What the task asks - The listing below is to be output in its exact form.

Raw records -
☆ ☆ ☆ ☆ ☆ ☆ ☆
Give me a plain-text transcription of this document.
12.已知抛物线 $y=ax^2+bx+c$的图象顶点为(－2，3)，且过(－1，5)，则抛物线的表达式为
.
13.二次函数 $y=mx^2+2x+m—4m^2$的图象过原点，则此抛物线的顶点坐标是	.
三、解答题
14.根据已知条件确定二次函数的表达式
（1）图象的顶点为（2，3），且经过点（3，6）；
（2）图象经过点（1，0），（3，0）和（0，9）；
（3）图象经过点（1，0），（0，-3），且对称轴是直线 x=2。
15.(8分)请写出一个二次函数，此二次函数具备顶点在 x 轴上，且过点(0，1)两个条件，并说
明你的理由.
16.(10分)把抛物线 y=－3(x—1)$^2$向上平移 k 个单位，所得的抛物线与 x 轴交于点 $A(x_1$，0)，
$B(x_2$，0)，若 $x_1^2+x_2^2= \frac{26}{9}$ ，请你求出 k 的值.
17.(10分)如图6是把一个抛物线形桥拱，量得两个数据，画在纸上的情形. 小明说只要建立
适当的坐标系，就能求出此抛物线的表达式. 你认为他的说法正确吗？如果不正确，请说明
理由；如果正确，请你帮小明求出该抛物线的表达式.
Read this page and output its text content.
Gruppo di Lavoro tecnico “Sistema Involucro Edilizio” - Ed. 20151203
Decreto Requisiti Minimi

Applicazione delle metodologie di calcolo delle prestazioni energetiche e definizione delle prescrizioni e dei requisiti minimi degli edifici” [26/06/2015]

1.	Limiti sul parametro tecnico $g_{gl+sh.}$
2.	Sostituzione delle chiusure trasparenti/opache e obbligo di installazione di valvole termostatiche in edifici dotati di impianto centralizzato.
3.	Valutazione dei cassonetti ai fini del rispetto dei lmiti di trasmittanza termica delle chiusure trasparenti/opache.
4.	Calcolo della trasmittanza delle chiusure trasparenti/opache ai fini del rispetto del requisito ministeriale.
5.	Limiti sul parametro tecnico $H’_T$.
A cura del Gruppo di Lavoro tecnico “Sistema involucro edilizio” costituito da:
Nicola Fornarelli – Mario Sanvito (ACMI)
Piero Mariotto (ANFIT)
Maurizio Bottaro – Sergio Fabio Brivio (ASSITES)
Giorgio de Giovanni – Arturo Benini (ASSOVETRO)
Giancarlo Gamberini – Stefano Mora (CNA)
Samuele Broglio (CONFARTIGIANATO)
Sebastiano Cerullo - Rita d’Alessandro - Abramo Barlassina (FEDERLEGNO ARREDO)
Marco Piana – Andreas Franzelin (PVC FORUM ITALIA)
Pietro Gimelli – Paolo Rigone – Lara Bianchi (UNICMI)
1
☆ ☆ ☆ ☆ ☆ ☆ ☆
Output of the task -
Give me a plain-text transcription of this document.
12.已知抛物线 $y=ax^2+bx+c$的图象顶点为(－2，3)，且过(－1，5)，则抛物线的表达式为
.
13.二次函数 $y=mx^2+2x+m—4m^2$的图象过原点，则此抛物线的顶点坐标是	.
三、解答题
14.根据已知条件确定二次函数的表达式
（1）图象的顶点为（2，3），且经过点（3，6）；
（2）图象经过点（1，0），（3，0）和（0，9）；
（3）图象经过点（1，0），（0，-3），且对称轴是直线 x=2。
15.(8分)请写出一个二次函数，此二次函数具备顶点在 x 轴上，且过点(0，1)两个条件，并说
明你的理由.
16.(10分)把抛物线 y=－3(x—1)$^2$向上平移 k 个单位，所得的抛物线与 x 轴交于点 $A(x_1$，0)，
$B(x_2$，0)，若 $x_1^2+x_2^2= \frac{26}{9}$ ，请你求出 k 的值.
17.(10分)如图6是把一个抛物线形桥拱，量得两个数据，画在纸上的情形. 小明说只要建立
适当的坐标系，就能求出此抛物线的表达式. 你认为他的说法正确吗？如果不正确，请说明
理由；如果正确，请你帮小明求出该抛物线的表达式.
Read this page and output its text content.
Gruppo di Lavoro tecnico “Sistema Involucro Edilizio” - Ed. 20151203
Decreto Requisiti Minimi

Applicazione delle metodologie di calcolo delle prestazioni energetiche e definizione delle prescrizioni e dei requisiti minimi degli edifici” [26/06/2015]

1.	Limiti sul parametro tecnico $g_{gl+sh.}$
2.	Sostituzione delle chiusure trasparenti/opache e obbligo di installazione di valvole termostatiche in edifici dotati di impianto centralizzato.
3.	Valutazione dei cassonetti ai fini del rispetto dei lmiti di trasmittanza termica delle chiusure trasparenti/opache.
4.	Calcolo della trasmittanza delle chiusure trasparenti/opache ai fini del rispetto del requisito ministeriale.
5.	Limiti sul parametro tecnico $H’_T$.
A cura del Gruppo di Lavoro tecnico “Sistema involucro edilizio” costituito da:
Nicola Fornarelli – Mario Sanvito (ACMI)
Piero Mariotto (ANFIT)
Maurizio Bottaro – Sergio Fabio Brivio (ASSITES)
Giorgio de Giovanni – Arturo Benini (ASSOVETRO)
Giancarlo Gamberini – Stefano Mora (CNA)
Samuele Broglio (CONFARTIGIANATO)
Sebastiano Cerullo - Rita d’Alessandro - Abramo Barlassina (FEDERLEGNO ARREDO)
Marco Piana – Andreas Franzelin (PVC FORUM ITALIA)
Pietro Gimelli – Paolo Rigone – Lara Bianchi (UNICMI)
1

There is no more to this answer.